→ Your task
Below are some records. Say in a single number how many of their lines include the word "lning".

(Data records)
-- BEGIN --

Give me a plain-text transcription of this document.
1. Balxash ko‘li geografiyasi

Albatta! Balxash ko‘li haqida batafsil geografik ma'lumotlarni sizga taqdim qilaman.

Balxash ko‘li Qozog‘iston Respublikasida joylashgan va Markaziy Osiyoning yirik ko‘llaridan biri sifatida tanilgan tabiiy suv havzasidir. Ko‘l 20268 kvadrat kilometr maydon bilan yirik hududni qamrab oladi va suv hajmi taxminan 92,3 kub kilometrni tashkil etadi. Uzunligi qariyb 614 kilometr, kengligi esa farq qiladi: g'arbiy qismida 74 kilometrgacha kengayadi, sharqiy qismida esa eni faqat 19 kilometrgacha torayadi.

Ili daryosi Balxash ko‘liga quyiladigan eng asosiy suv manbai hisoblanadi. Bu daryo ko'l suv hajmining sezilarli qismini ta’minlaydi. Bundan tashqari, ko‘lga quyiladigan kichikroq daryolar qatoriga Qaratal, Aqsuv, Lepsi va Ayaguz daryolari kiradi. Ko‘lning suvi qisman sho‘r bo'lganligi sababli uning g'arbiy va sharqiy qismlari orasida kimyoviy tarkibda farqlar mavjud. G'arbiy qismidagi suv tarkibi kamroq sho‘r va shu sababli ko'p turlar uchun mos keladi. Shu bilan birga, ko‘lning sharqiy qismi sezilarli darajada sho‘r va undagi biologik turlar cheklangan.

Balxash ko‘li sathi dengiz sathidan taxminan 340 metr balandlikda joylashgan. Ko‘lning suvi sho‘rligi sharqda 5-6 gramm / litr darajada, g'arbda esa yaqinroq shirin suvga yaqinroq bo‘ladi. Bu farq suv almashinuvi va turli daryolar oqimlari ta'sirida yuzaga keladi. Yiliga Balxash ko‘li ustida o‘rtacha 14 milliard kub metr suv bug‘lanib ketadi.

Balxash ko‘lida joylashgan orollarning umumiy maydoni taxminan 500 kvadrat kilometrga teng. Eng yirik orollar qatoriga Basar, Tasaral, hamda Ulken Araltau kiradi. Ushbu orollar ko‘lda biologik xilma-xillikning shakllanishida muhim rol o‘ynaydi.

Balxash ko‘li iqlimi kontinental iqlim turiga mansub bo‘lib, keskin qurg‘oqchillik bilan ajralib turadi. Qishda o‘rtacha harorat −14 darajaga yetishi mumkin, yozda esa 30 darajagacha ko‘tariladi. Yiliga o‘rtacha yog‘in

-- END --

→ Exercise result
2